GIVEN RECORDS:
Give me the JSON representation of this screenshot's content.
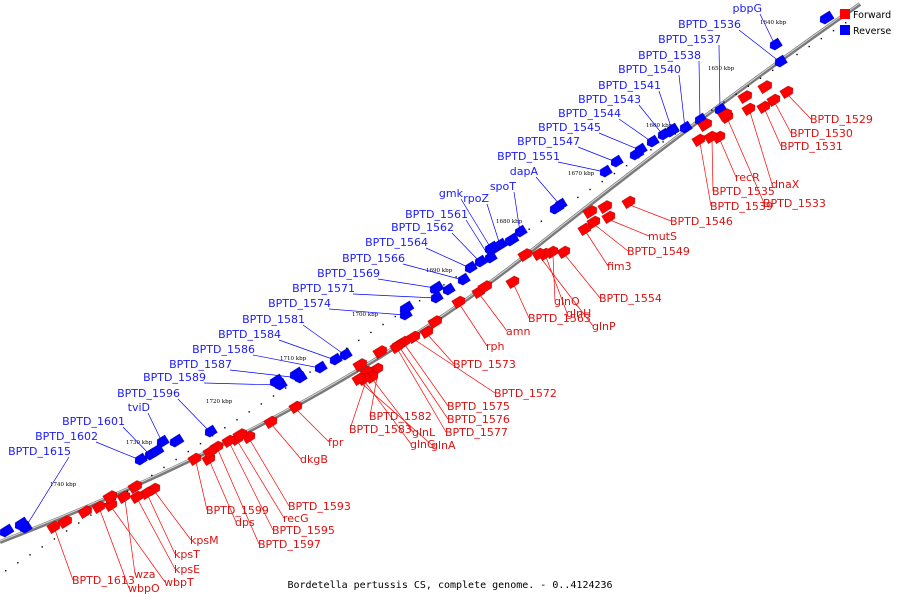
{
  "caption": "Bordetella pertussis CS, complete genome. - 0..4124236",
  "legend": {
    "forward": {
      "label": "Forward",
      "color": "#ff0000"
    },
    "reverse": {
      "label": "Reverse",
      "color": "#0000ff"
    }
  },
  "kbp_ticks": [
    "1640 kbp",
    "1650 kbp",
    "1660 kbp",
    "1670 kbp",
    "1680 kbp",
    "1690 kbp",
    "1700 kbp",
    "1710 kbp",
    "1720 kbp",
    "1730 kbp",
    "1740 kbp"
  ],
  "reverse_genes": [
    "pbpG",
    "BPTD_1536",
    "BPTD_1537",
    "BPTD_1538",
    "BPTD_1540",
    "BPTD_1541",
    "BPTD_1543",
    "BPTD_1544",
    "BPTD_1545",
    "BPTD_1547",
    "BPTD_1551",
    "dapA",
    "spoT",
    "rpoZ",
    "gmk",
    "BPTD_1561",
    "BPTD_1562",
    "BPTD_1564",
    "BPTD_1566",
    "BPTD_1569",
    "BPTD_1571",
    "BPTD_1574",
    "BPTD_1581",
    "BPTD_1584",
    "BPTD_1586",
    "BPTD_1587",
    "BPTD_1589",
    "BPTD_1596",
    "tviD",
    "BPTD_1601",
    "BPTD_1602",
    "BPTD_1615"
  ],
  "forward_genes": [
    "BPTD_1529",
    "BPTD_1530",
    "BPTD_1531",
    "dnaX",
    "BPTD_1533",
    "recR",
    "BPTD_1535",
    "BPTD_1539",
    "BPTD_1546",
    "mutS",
    "BPTD_1549",
    "fim3",
    "BPTD_1554",
    "glnQ",
    "glnH",
    "glnP",
    "BPTD_1563",
    "amn",
    "rph",
    "BPTD_1573",
    "BPTD_1572",
    "BPTD_1575",
    "BPTD_1576",
    "BPTD_1577",
    "BPTD_1582",
    "BPTD_1583",
    "glnL",
    "glnG",
    "glnA",
    "fpr",
    "dkgB",
    "BPTD_1593",
    "recG",
    "BPTD_1595",
    "BPTD_1597",
    "BPTD_1599",
    "dps",
    "kpsM",
    "kpsT",
    "kpsE",
    "wza",
    "wbpT",
    "wbpO",
    "BPTD_1613"
  ]
}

EXERCISE INSTRUCTIONS: Take the data above and set it down exactly, images excluded.

RESULT BELOW:
Give me the JSON representation of this screenshot's content.
{
  "caption": "Bordetella pertussis CS, complete genome. - 0..4124236",
  "legend": {
    "forward": {
      "label": "Forward",
      "color": "#ff0000"
    },
    "reverse": {
      "label": "Reverse",
      "color": "#0000ff"
    }
  },
  "kbp_ticks": [
    "1640 kbp",
    "1650 kbp",
    "1660 kbp",
    "1670 kbp",
    "1680 kbp",
    "1690 kbp",
    "1700 kbp",
    "1710 kbp",
    "1720 kbp",
    "1730 kbp",
    "1740 kbp"
  ],
  "reverse_genes": [
    "pbpG",
    "BPTD_1536",
    "BPTD_1537",
    "BPTD_1538",
    "BPTD_1540",
    "BPTD_1541",
    "BPTD_1543",
    "BPTD_1544",
    "BPTD_1545",
    "BPTD_1547",
    "BPTD_1551",
    "dapA",
    "spoT",
    "rpoZ",
    "gmk",
    "BPTD_1561",
    "BPTD_1562",
    "BPTD_1564",
    "BPTD_1566",
    "BPTD_1569",
    "BPTD_1571",
    "BPTD_1574",
    "BPTD_1581",
    "BPTD_1584",
    "BPTD_1586",
    "BPTD_1587",
    "BPTD_1589",
    "BPTD_1596",
    "tviD",
    "BPTD_1601",
    "BPTD_1602",
    "BPTD_1615"
  ],
  "forward_genes": [
    "BPTD_1529",
    "BPTD_1530",
    "BPTD_1531",
    "dnaX",
    "BPTD_1533",
    "recR",
    "BPTD_1535",
    "BPTD_1539",
    "BPTD_1546",
    "mutS",
    "BPTD_1549",
    "fim3",
    "BPTD_1554",
    "glnQ",
    "glnH",
    "glnP",
    "BPTD_1563",
    "amn",
    "rph",
    "BPTD_1573",
    "BPTD_1572",
    "BPTD_1575",
    "BPTD_1576",
    "BPTD_1577",
    "BPTD_1582",
    "BPTD_1583",
    "glnL",
    "glnG",
    "glnA",
    "fpr",
    "dkgB",
    "BPTD_1593",
    "recG",
    "BPTD_1595",
    "BPTD_1597",
    "BPTD_1599",
    "dps",
    "kpsM",
    "kpsT",
    "kpsE",
    "wza",
    "wbpT",
    "wbpO",
    "BPTD_1613"
  ]
}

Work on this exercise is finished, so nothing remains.